Given task - Write each line out exactly, leaving none out.

++++ Data shown ++++

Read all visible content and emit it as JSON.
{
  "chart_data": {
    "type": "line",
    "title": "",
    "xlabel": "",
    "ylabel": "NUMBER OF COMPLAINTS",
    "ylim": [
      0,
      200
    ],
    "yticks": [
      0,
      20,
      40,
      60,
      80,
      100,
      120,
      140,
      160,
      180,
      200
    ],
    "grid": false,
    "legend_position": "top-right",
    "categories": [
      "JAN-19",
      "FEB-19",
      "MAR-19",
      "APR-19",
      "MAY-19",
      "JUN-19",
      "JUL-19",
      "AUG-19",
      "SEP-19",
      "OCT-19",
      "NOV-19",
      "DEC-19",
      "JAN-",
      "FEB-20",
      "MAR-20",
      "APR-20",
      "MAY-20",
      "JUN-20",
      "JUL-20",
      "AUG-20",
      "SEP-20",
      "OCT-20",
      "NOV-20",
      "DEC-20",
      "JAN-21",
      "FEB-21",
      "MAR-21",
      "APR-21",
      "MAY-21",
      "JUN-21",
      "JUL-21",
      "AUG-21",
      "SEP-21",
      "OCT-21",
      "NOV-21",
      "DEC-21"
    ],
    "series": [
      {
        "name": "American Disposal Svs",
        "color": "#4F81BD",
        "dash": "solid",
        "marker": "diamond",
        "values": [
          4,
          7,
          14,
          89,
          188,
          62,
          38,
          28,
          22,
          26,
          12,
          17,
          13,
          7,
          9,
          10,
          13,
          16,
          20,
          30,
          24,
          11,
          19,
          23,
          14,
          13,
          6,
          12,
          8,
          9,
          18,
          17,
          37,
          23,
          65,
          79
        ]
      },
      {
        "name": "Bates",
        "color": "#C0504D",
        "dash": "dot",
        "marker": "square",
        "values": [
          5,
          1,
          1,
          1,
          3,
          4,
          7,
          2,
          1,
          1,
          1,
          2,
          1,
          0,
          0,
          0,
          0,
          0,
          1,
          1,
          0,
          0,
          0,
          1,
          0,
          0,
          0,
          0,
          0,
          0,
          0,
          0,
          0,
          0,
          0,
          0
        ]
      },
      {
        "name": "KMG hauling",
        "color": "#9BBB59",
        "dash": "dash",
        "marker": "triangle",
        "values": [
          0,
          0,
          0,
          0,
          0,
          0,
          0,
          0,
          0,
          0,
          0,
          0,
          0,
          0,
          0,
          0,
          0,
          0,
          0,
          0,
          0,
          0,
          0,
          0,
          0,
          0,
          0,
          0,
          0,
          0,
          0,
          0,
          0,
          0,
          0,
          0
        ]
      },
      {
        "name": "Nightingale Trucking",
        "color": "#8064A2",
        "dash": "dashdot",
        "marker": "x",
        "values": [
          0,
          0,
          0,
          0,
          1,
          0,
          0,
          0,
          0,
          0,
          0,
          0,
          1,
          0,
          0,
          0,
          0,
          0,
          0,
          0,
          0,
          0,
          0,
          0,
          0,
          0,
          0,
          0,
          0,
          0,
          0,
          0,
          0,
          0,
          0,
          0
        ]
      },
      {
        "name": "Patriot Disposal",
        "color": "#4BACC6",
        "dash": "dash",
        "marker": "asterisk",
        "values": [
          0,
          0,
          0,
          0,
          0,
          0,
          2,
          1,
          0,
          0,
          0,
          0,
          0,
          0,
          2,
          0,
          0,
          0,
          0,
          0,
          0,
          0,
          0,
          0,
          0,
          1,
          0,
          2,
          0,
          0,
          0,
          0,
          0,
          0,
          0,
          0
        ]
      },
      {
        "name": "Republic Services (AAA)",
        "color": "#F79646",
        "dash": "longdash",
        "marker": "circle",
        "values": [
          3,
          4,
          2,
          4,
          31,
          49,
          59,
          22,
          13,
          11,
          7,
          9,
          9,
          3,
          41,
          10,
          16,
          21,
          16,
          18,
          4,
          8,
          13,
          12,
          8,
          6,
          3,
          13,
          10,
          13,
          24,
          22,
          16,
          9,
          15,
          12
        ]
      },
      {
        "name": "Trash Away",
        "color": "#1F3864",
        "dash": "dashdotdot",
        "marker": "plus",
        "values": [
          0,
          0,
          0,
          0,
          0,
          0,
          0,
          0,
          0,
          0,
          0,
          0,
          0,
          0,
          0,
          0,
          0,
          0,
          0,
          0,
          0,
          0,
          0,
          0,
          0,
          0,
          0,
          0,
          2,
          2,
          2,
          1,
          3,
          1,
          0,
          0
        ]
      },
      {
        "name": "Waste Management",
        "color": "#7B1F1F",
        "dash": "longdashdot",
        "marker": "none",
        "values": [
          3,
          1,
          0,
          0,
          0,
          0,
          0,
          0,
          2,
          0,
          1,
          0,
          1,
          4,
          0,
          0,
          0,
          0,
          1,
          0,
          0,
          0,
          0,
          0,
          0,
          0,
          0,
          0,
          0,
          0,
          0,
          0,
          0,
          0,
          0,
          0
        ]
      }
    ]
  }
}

++++

Exercise result -
Read all visible content and emit it as JSON.
{
  "chart_data": {
    "type": "line",
    "title": "",
    "xlabel": "",
    "ylabel": "NUMBER OF COMPLAINTS",
    "ylim": [
      0,
      200
    ],
    "yticks": [
      0,
      20,
      40,
      60,
      80,
      100,
      120,
      140,
      160,
      180,
      200
    ],
    "grid": false,
    "legend_position": "top-right",
    "categories": [
      "JAN-19",
      "FEB-19",
      "MAR-19",
      "APR-19",
      "MAY-19",
      "JUN-19",
      "JUL-19",
      "AUG-19",
      "SEP-19",
      "OCT-19",
      "NOV-19",
      "DEC-19",
      "JAN-",
      "FEB-20",
      "MAR-20",
      "APR-20",
      "MAY-20",
      "JUN-20",
      "JUL-20",
      "AUG-20",
      "SEP-20",
      "OCT-20",
      "NOV-20",
      "DEC-20",
      "JAN-21",
      "FEB-21",
      "MAR-21",
      "APR-21",
      "MAY-21",
      "JUN-21",
      "JUL-21",
      "AUG-21",
      "SEP-21",
      "OCT-21",
      "NOV-21",
      "DEC-21"
    ],
    "series": [
      {
        "name": "American Disposal Svs",
        "color": "#4F81BD",
        "dash": "solid",
        "marker": "diamond",
        "values": [
          4,
          7,
          14,
          89,
          188,
          62,
          38,
          28,
          22,
          26,
          12,
          17,
          13,
          7,
          9,
          10,
          13,
          16,
          20,
          30,
          24,
          11,
          19,
          23,
          14,
          13,
          6,
          12,
          8,
          9,
          18,
          17,
          37,
          23,
          65,
          79
        ]
      },
      {
        "name": "Bates",
        "color": "#C0504D",
        "dash": "dot",
        "marker": "square",
        "values": [
          5,
          1,
          1,
          1,
          3,
          4,
          7,
          2,
          1,
          1,
          1,
          2,
          1,
          0,
          0,
          0,
          0,
          0,
          1,
          1,
          0,
          0,
          0,
          1,
          0,
          0,
          0,
          0,
          0,
          0,
          0,
          0,
          0,
          0,
          0,
          0
        ]
      },
      {
        "name": "KMG hauling",
        "color": "#9BBB59",
        "dash": "dash",
        "marker": "triangle",
        "values": [
          0,
          0,
          0,
          0,
          0,
          0,
          0,
          0,
          0,
          0,
          0,
          0,
          0,
          0,
          0,
          0,
          0,
          0,
          0,
          0,
          0,
          0,
          0,
          0,
          0,
          0,
          0,
          0,
          0,
          0,
          0,
          0,
          0,
          0,
          0,
          0
        ]
      },
      {
        "name": "Nightingale Trucking",
        "color": "#8064A2",
        "dash": "dashdot",
        "marker": "x",
        "values": [
          0,
          0,
          0,
          0,
          1,
          0,
          0,
          0,
          0,
          0,
          0,
          0,
          1,
          0,
          0,
          0,
          0,
          0,
          0,
          0,
          0,
          0,
          0,
          0,
          0,
          0,
          0,
          0,
          0,
          0,
          0,
          0,
          0,
          0,
          0,
          0
        ]
      },
      {
        "name": "Patriot Disposal",
        "color": "#4BACC6",
        "dash": "dash",
        "marker": "asterisk",
        "values": [
          0,
          0,
          0,
          0,
          0,
          0,
          2,
          1,
          0,
          0,
          0,
          0,
          0,
          0,
          2,
          0,
          0,
          0,
          0,
          0,
          0,
          0,
          0,
          0,
          0,
          1,
          0,
          2,
          0,
          0,
          0,
          0,
          0,
          0,
          0,
          0
        ]
      },
      {
        "name": "Republic Services (AAA)",
        "color": "#F79646",
        "dash": "longdash",
        "marker": "circle",
        "values": [
          3,
          4,
          2,
          4,
          31,
          49,
          59,
          22,
          13,
          11,
          7,
          9,
          9,
          3,
          41,
          10,
          16,
          21,
          16,
          18,
          4,
          8,
          13,
          12,
          8,
          6,
          3,
          13,
          10,
          13,
          24,
          22,
          16,
          9,
          15,
          12
        ]
      },
      {
        "name": "Trash Away",
        "color": "#1F3864",
        "dash": "dashdotdot",
        "marker": "plus",
        "values": [
          0,
          0,
          0,
          0,
          0,
          0,
          0,
          0,
          0,
          0,
          0,
          0,
          0,
          0,
          0,
          0,
          0,
          0,
          0,
          0,
          0,
          0,
          0,
          0,
          0,
          0,
          0,
          0,
          2,
          2,
          2,
          1,
          3,
          1,
          0,
          0
        ]
      },
      {
        "name": "Waste Management",
        "color": "#7B1F1F",
        "dash": "longdashdot",
        "marker": "none",
        "values": [
          3,
          1,
          0,
          0,
          0,
          0,
          0,
          0,
          2,
          0,
          1,
          0,
          1,
          4,
          0,
          0,
          0,
          0,
          1,
          0,
          0,
          0,
          0,
          0,
          0,
          0,
          0,
          0,
          0,
          0,
          0,
          0,
          0,
          0,
          0,
          0
        ]
      }
    ]
  }
}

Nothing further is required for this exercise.